**OBJECTIVE:** Below is some material; transcribe all of it exactly.

-- start of SUPPLIED MATERIAL --

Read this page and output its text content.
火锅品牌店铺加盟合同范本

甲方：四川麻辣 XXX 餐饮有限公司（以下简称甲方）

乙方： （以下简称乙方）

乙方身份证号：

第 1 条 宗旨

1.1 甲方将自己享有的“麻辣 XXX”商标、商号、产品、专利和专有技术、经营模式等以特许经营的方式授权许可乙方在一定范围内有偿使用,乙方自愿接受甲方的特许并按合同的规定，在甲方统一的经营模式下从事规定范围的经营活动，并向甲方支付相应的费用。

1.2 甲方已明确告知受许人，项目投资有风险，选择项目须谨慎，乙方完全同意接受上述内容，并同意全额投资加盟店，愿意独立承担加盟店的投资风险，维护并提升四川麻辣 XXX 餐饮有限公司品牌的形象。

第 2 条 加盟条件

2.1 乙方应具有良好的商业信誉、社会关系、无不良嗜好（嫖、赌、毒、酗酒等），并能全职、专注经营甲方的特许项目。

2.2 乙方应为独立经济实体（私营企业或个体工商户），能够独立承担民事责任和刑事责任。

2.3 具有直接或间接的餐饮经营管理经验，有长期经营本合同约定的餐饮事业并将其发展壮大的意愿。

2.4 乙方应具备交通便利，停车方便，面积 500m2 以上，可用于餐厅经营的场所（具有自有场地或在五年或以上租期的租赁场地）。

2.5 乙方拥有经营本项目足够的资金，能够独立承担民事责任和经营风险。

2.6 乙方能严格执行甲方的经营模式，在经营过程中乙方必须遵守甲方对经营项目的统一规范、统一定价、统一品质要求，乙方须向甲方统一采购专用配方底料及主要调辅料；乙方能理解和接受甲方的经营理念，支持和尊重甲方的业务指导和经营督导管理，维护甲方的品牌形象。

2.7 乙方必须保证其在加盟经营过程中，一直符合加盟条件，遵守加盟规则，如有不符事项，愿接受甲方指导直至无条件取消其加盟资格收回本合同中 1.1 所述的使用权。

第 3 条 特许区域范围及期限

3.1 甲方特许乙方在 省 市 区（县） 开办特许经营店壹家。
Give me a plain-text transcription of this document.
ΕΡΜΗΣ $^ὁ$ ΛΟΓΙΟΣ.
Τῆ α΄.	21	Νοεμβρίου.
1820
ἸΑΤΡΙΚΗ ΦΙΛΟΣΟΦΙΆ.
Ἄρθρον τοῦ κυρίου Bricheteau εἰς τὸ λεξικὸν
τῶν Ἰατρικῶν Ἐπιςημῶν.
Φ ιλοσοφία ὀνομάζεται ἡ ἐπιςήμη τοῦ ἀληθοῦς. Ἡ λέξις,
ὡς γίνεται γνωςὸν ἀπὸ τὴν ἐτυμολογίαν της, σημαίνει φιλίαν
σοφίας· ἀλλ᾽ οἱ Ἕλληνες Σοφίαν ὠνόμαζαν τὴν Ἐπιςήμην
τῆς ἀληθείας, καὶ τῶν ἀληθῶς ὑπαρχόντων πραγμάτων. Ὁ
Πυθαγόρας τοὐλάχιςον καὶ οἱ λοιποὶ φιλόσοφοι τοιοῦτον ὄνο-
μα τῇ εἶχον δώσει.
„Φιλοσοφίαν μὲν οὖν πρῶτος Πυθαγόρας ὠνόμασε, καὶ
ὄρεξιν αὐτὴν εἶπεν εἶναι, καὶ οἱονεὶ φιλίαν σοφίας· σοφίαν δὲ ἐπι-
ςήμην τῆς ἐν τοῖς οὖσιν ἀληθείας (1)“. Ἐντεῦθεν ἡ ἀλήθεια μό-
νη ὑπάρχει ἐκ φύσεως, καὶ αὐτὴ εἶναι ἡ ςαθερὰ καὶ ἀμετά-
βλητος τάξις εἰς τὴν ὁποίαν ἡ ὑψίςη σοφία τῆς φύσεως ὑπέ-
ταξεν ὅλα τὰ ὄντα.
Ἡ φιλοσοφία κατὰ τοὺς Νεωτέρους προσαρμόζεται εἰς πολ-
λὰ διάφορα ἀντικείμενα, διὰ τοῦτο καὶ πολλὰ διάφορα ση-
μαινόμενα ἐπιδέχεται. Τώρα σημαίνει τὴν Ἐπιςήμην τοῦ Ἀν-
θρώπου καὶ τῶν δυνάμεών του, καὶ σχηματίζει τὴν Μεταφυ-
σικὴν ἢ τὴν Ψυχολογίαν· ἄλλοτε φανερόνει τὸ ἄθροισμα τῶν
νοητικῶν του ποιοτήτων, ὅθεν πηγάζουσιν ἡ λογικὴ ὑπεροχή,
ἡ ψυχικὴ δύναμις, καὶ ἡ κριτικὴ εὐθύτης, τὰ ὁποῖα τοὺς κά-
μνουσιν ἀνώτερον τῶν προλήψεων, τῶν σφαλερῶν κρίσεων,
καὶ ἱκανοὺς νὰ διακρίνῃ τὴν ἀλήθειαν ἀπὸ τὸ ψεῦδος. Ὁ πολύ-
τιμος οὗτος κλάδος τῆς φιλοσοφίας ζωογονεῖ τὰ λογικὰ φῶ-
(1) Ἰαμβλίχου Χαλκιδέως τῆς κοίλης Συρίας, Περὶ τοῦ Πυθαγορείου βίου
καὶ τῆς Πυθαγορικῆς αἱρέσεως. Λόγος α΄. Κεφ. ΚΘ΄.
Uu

-- end of SUPPLIED MATERIAL --

**TASK ANSWER:**
Read this page and output its text content.
火锅品牌店铺加盟合同范本

甲方：四川麻辣 XXX 餐饮有限公司（以下简称甲方）

乙方： （以下简称乙方）

乙方身份证号：

第 1 条 宗旨

1.1 甲方将自己享有的“麻辣 XXX”商标、商号、产品、专利和专有技术、经营模式等以特许经营的方式授权许可乙方在一定范围内有偿使用,乙方自愿接受甲方的特许并按合同的规定，在甲方统一的经营模式下从事规定范围的经营活动，并向甲方支付相应的费用。

1.2 甲方已明确告知受许人，项目投资有风险，选择项目须谨慎，乙方完全同意接受上述内容，并同意全额投资加盟店，愿意独立承担加盟店的投资风险，维护并提升四川麻辣 XXX 餐饮有限公司品牌的形象。

第 2 条 加盟条件

2.1 乙方应具有良好的商业信誉、社会关系、无不良嗜好（嫖、赌、毒、酗酒等），并能全职、专注经营甲方的特许项目。

2.2 乙方应为独立经济实体（私营企业或个体工商户），能够独立承担民事责任和刑事责任。

2.3 具有直接或间接的餐饮经营管理经验，有长期经营本合同约定的餐饮事业并将其发展壮大的意愿。

2.4 乙方应具备交通便利，停车方便，面积 500m2 以上，可用于餐厅经营的场所（具有自有场地或在五年或以上租期的租赁场地）。

2.5 乙方拥有经营本项目足够的资金，能够独立承担民事责任和经营风险。

2.6 乙方能严格执行甲方的经营模式，在经营过程中乙方必须遵守甲方对经营项目的统一规范、统一定价、统一品质要求，乙方须向甲方统一采购专用配方底料及主要调辅料；乙方能理解和接受甲方的经营理念，支持和尊重甲方的业务指导和经营督导管理，维护甲方的品牌形象。

2.7 乙方必须保证其在加盟经营过程中，一直符合加盟条件，遵守加盟规则，如有不符事项，愿接受甲方指导直至无条件取消其加盟资格收回本合同中 1.1 所述的使用权。

第 3 条 特许区域范围及期限

3.1 甲方特许乙方在 省 市 区（县） 开办特许经营店壹家。
Give me a plain-text transcription of this document.
ΕΡΜΗΣ $^ὁ$ ΛΟΓΙΟΣ.
Τῆ α΄.	21	Νοεμβρίου.
1820
ἸΑΤΡΙΚΗ ΦΙΛΟΣΟΦΙΆ.
Ἄρθρον τοῦ κυρίου Bricheteau εἰς τὸ λεξικὸν
τῶν Ἰατρικῶν Ἐπιςημῶν.
Φ ιλοσοφία ὀνομάζεται ἡ ἐπιςήμη τοῦ ἀληθοῦς. Ἡ λέξις,
ὡς γίνεται γνωςὸν ἀπὸ τὴν ἐτυμολογίαν της, σημαίνει φιλίαν
σοφίας· ἀλλ᾽ οἱ Ἕλληνες Σοφίαν ὠνόμαζαν τὴν Ἐπιςήμην
τῆς ἀληθείας, καὶ τῶν ἀληθῶς ὑπαρχόντων πραγμάτων. Ὁ
Πυθαγόρας τοὐλάχιςον καὶ οἱ λοιποὶ φιλόσοφοι τοιοῦτον ὄνο-
μα τῇ εἶχον δώσει.
„Φιλοσοφίαν μὲν οὖν πρῶτος Πυθαγόρας ὠνόμασε, καὶ
ὄρεξιν αὐτὴν εἶπεν εἶναι, καὶ οἱονεὶ φιλίαν σοφίας· σοφίαν δὲ ἐπι-
ςήμην τῆς ἐν τοῖς οὖσιν ἀληθείας (1)“. Ἐντεῦθεν ἡ ἀλήθεια μό-
νη ὑπάρχει ἐκ φύσεως, καὶ αὐτὴ εἶναι ἡ ςαθερὰ καὶ ἀμετά-
βλητος τάξις εἰς τὴν ὁποίαν ἡ ὑψίςη σοφία τῆς φύσεως ὑπέ-
ταξεν ὅλα τὰ ὄντα.
Ἡ φιλοσοφία κατὰ τοὺς Νεωτέρους προσαρμόζεται εἰς πολ-
λὰ διάφορα ἀντικείμενα, διὰ τοῦτο καὶ πολλὰ διάφορα ση-
μαινόμενα ἐπιδέχεται. Τώρα σημαίνει τὴν Ἐπιςήμην τοῦ Ἀν-
θρώπου καὶ τῶν δυνάμεών του, καὶ σχηματίζει τὴν Μεταφυ-
σικὴν ἢ τὴν Ψυχολογίαν· ἄλλοτε φανερόνει τὸ ἄθροισμα τῶν
νοητικῶν του ποιοτήτων, ὅθεν πηγάζουσιν ἡ λογικὴ ὑπεροχή,
ἡ ψυχικὴ δύναμις, καὶ ἡ κριτικὴ εὐθύτης, τὰ ὁποῖα τοὺς κά-
μνουσιν ἀνώτερον τῶν προλήψεων, τῶν σφαλερῶν κρίσεων,
καὶ ἱκανοὺς νὰ διακρίνῃ τὴν ἀλήθειαν ἀπὸ τὸ ψεῦδος. Ὁ πολύ-
τιμος οὗτος κλάδος τῆς φιλοσοφίας ζωογονεῖ τὰ λογικὰ φῶ-
(1) Ἰαμβλίχου Χαλκιδέως τῆς κοίλης Συρίας, Περὶ τοῦ Πυθαγορείου βίου
καὶ τῆς Πυθαγορικῆς αἱρέσεως. Λόγος α΄. Κεφ. ΚΘ΄.
Uu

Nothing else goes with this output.